* START Material supplied *

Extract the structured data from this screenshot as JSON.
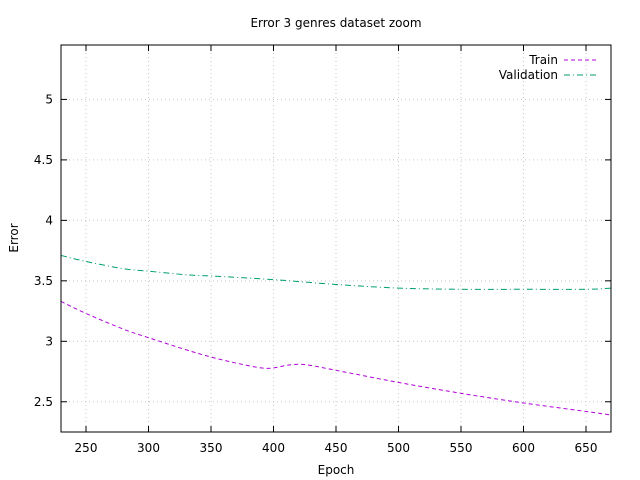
{
  "chart_data": {
    "type": "line",
    "title": "Error 3 genres dataset zoom",
    "xlabel": "Epoch",
    "ylabel": "Error",
    "xlim": [
      230,
      670
    ],
    "ylim": [
      2.25,
      5.45
    ],
    "x_ticks": [
      250,
      300,
      350,
      400,
      450,
      500,
      550,
      600,
      650
    ],
    "y_ticks": [
      2.5,
      3,
      3.5,
      4,
      4.5,
      5
    ],
    "grid": true,
    "legend_position": "top-right",
    "series": [
      {
        "name": "Train",
        "color": "#b000d8",
        "dash": "dashed",
        "x": [
          230,
          250,
          280,
          300,
          330,
          350,
          370,
          390,
          400,
          410,
          420,
          430,
          450,
          500,
          550,
          600,
          650,
          670
        ],
        "y": [
          3.33,
          3.23,
          3.1,
          3.03,
          2.93,
          2.87,
          2.82,
          2.78,
          2.78,
          2.8,
          2.81,
          2.8,
          2.76,
          2.66,
          2.57,
          2.49,
          2.42,
          2.39
        ]
      },
      {
        "name": "Validation",
        "color": "#009e73",
        "dash": "dashdot",
        "x": [
          230,
          250,
          280,
          300,
          330,
          350,
          400,
          450,
          500,
          550,
          600,
          650,
          670
        ],
        "y": [
          3.71,
          3.66,
          3.6,
          3.58,
          3.55,
          3.54,
          3.51,
          3.47,
          3.44,
          3.43,
          3.43,
          3.43,
          3.44
        ]
      }
    ]
  }
}
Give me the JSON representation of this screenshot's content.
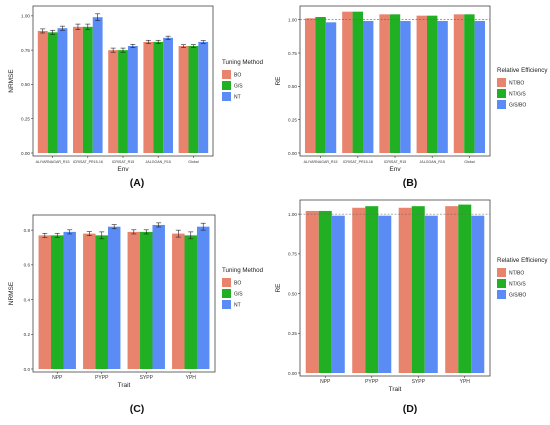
{
  "colors": {
    "series1": "#e8836e",
    "series2": "#21b024",
    "series3": "#5b8cf5",
    "panel_bg": "#ffffff",
    "border": "#444444"
  },
  "chart_data": [
    {
      "panel": "(A)",
      "type": "bar",
      "xlabel": "Env",
      "ylabel": "NRMSE",
      "categories": [
        "ALIYARNAGAR_R15",
        "ICRISAT_PR15-16",
        "ICRISAT_R15",
        "JALGOAN_R15",
        "Global"
      ],
      "ylim": [
        0,
        1.05
      ],
      "yticks": [
        "0.00",
        "0.25",
        "0.50",
        "0.75",
        "1.00"
      ],
      "legend_title": "Tuning Method",
      "error_bars": true,
      "series": [
        {
          "name": "BO",
          "values": [
            0.89,
            0.92,
            0.75,
            0.81,
            0.78
          ],
          "err": [
            0.015,
            0.02,
            0.015,
            0.012,
            0.01
          ]
        },
        {
          "name": "G/S",
          "values": [
            0.88,
            0.92,
            0.75,
            0.81,
            0.78
          ],
          "err": [
            0.015,
            0.02,
            0.015,
            0.012,
            0.01
          ]
        },
        {
          "name": "NT",
          "values": [
            0.91,
            0.99,
            0.78,
            0.84,
            0.81
          ],
          "err": [
            0.015,
            0.025,
            0.012,
            0.012,
            0.01
          ]
        }
      ]
    },
    {
      "panel": "(B)",
      "type": "bar",
      "xlabel": "Env",
      "ylabel": "RE",
      "categories": [
        "ALIYARNAGAR_R15",
        "ICRISAT_PR15-16",
        "ICRISAT_R15",
        "JALGOAN_R15",
        "Global"
      ],
      "ylim": [
        0,
        1.08
      ],
      "yticks": [
        "0.00",
        "0.25",
        "0.50",
        "0.75",
        "1.00"
      ],
      "legend_title": "Relative Efficiency",
      "ref_line": 1.0,
      "series": [
        {
          "name": "NT/BO",
          "values": [
            1.01,
            1.06,
            1.04,
            1.03,
            1.04
          ]
        },
        {
          "name": "NT/G/S",
          "values": [
            1.02,
            1.06,
            1.04,
            1.03,
            1.04
          ]
        },
        {
          "name": "G/S/BO",
          "values": [
            0.98,
            0.99,
            0.99,
            0.99,
            0.99
          ]
        }
      ]
    },
    {
      "panel": "(C)",
      "type": "bar",
      "xlabel": "Trait",
      "ylabel": "NRMSE",
      "categories": [
        "NPP",
        "PYPP",
        "SYPP",
        "YPH"
      ],
      "ylim": [
        0,
        0.87
      ],
      "yticks": [
        "0.0",
        "0.2",
        "0.4",
        "0.6",
        "0.8"
      ],
      "legend_title": "Tuning Method",
      "error_bars": true,
      "series": [
        {
          "name": "BO",
          "values": [
            0.77,
            0.78,
            0.79,
            0.78
          ],
          "err": [
            0.012,
            0.012,
            0.012,
            0.02
          ]
        },
        {
          "name": "G/S",
          "values": [
            0.77,
            0.77,
            0.79,
            0.77
          ],
          "err": [
            0.012,
            0.02,
            0.012,
            0.02
          ]
        },
        {
          "name": "NT",
          "values": [
            0.79,
            0.82,
            0.83,
            0.82
          ],
          "err": [
            0.012,
            0.012,
            0.012,
            0.02
          ]
        }
      ]
    },
    {
      "panel": "(D)",
      "type": "bar",
      "xlabel": "Trait",
      "ylabel": "RE",
      "categories": [
        "NPP",
        "PYPP",
        "SYPP",
        "YPH"
      ],
      "ylim": [
        0,
        1.07
      ],
      "yticks": [
        "0.00",
        "0.25",
        "0.50",
        "0.75",
        "1.00"
      ],
      "legend_title": "Relative Efficiency",
      "ref_line": 1.0,
      "series": [
        {
          "name": "NT/BO",
          "values": [
            1.02,
            1.04,
            1.04,
            1.05
          ]
        },
        {
          "name": "NT/G/S",
          "values": [
            1.02,
            1.05,
            1.05,
            1.06
          ]
        },
        {
          "name": "G/S/BO",
          "values": [
            0.99,
            0.99,
            0.99,
            0.99
          ]
        }
      ]
    }
  ]
}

* END Material supplied *

▶ **Given task**
Transcribe the listing in full. Omit the pictures and keep every line exact.

▶ **Final result**
Extract the structured data from this screenshot as JSON.
{
  "chart_data": {
    "type": "line",
    "title": "Error 3 genres dataset zoom",
    "xlabel": "Epoch",
    "ylabel": "Error",
    "xlim": [
      230,
      670
    ],
    "ylim": [
      2.25,
      5.45
    ],
    "x_ticks": [
      250,
      300,
      350,
      400,
      450,
      500,
      550,
      600,
      650
    ],
    "y_ticks": [
      2.5,
      3,
      3.5,
      4,
      4.5,
      5
    ],
    "grid": true,
    "legend_position": "top-right",
    "series": [
      {
        "name": "Train",
        "color": "#b000d8",
        "dash": "dashed",
        "x": [
          230,
          250,
          280,
          300,
          330,
          350,
          370,
          390,
          400,
          410,
          420,
          430,
          450,
          500,
          550,
          600,
          650,
          670
        ],
        "y": [
          3.33,
          3.23,
          3.1,
          3.03,
          2.93,
          2.87,
          2.82,
          2.78,
          2.78,
          2.8,
          2.81,
          2.8,
          2.76,
          2.66,
          2.57,
          2.49,
          2.42,
          2.39
        ]
      },
      {
        "name": "Validation",
        "color": "#009e73",
        "dash": "dashdot",
        "x": [
          230,
          250,
          280,
          300,
          330,
          350,
          400,
          450,
          500,
          550,
          600,
          650,
          670
        ],
        "y": [
          3.71,
          3.66,
          3.6,
          3.58,
          3.55,
          3.54,
          3.51,
          3.47,
          3.44,
          3.43,
          3.43,
          3.43,
          3.44
        ]
      }
    ]
  }
}
Give me the JSON representation of this screenshot's content.
{
  "colors": {
    "series1": "#e8836e",
    "series2": "#21b024",
    "series3": "#5b8cf5",
    "panel_bg": "#ffffff",
    "border": "#444444"
  },
  "chart_data": [
    {
      "panel": "(A)",
      "type": "bar",
      "xlabel": "Env",
      "ylabel": "NRMSE",
      "categories": [
        "ALIYARNAGAR_R15",
        "ICRISAT_PR15-16",
        "ICRISAT_R15",
        "JALGOAN_R15",
        "Global"
      ],
      "ylim": [
        0,
        1.05
      ],
      "yticks": [
        "0.00",
        "0.25",
        "0.50",
        "0.75",
        "1.00"
      ],
      "legend_title": "Tuning Method",
      "error_bars": true,
      "series": [
        {
          "name": "BO",
          "values": [
            0.89,
            0.92,
            0.75,
            0.81,
            0.78
          ],
          "err": [
            0.015,
            0.02,
            0.015,
            0.012,
            0.01
          ]
        },
        {
          "name": "G/S",
          "values": [
            0.88,
            0.92,
            0.75,
            0.81,
            0.78
          ],
          "err": [
            0.015,
            0.02,
            0.015,
            0.012,
            0.01
          ]
        },
        {
          "name": "NT",
          "values": [
            0.91,
            0.99,
            0.78,
            0.84,
            0.81
          ],
          "err": [
            0.015,
            0.025,
            0.012,
            0.012,
            0.01
          ]
        }
      ]
    },
    {
      "panel": "(B)",
      "type": "bar",
      "xlabel": "Env",
      "ylabel": "RE",
      "categories": [
        "ALIYARNAGAR_R15",
        "ICRISAT_PR15-16",
        "ICRISAT_R15",
        "JALGOAN_R15",
        "Global"
      ],
      "ylim": [
        0,
        1.08
      ],
      "yticks": [
        "0.00",
        "0.25",
        "0.50",
        "0.75",
        "1.00"
      ],
      "legend_title": "Relative Efficiency",
      "ref_line": 1.0,
      "series": [
        {
          "name": "NT/BO",
          "values": [
            1.01,
            1.06,
            1.04,
            1.03,
            1.04
          ]
        },
        {
          "name": "NT/G/S",
          "values": [
            1.02,
            1.06,
            1.04,
            1.03,
            1.04
          ]
        },
        {
          "name": "G/S/BO",
          "values": [
            0.98,
            0.99,
            0.99,
            0.99,
            0.99
          ]
        }
      ]
    },
    {
      "panel": "(C)",
      "type": "bar",
      "xlabel": "Trait",
      "ylabel": "NRMSE",
      "categories": [
        "NPP",
        "PYPP",
        "SYPP",
        "YPH"
      ],
      "ylim": [
        0,
        0.87
      ],
      "yticks": [
        "0.0",
        "0.2",
        "0.4",
        "0.6",
        "0.8"
      ],
      "legend_title": "Tuning Method",
      "error_bars": true,
      "series": [
        {
          "name": "BO",
          "values": [
            0.77,
            0.78,
            0.79,
            0.78
          ],
          "err": [
            0.012,
            0.012,
            0.012,
            0.02
          ]
        },
        {
          "name": "G/S",
          "values": [
            0.77,
            0.77,
            0.79,
            0.77
          ],
          "err": [
            0.012,
            0.02,
            0.012,
            0.02
          ]
        },
        {
          "name": "NT",
          "values": [
            0.79,
            0.82,
            0.83,
            0.82
          ],
          "err": [
            0.012,
            0.012,
            0.012,
            0.02
          ]
        }
      ]
    },
    {
      "panel": "(D)",
      "type": "bar",
      "xlabel": "Trait",
      "ylabel": "RE",
      "categories": [
        "NPP",
        "PYPP",
        "SYPP",
        "YPH"
      ],
      "ylim": [
        0,
        1.07
      ],
      "yticks": [
        "0.00",
        "0.25",
        "0.50",
        "0.75",
        "1.00"
      ],
      "legend_title": "Relative Efficiency",
      "ref_line": 1.0,
      "series": [
        {
          "name": "NT/BO",
          "values": [
            1.02,
            1.04,
            1.04,
            1.05
          ]
        },
        {
          "name": "NT/G/S",
          "values": [
            1.02,
            1.05,
            1.05,
            1.06
          ]
        },
        {
          "name": "G/S/BO",
          "values": [
            0.99,
            0.99,
            0.99,
            0.99
          ]
        }
      ]
    }
  ]
}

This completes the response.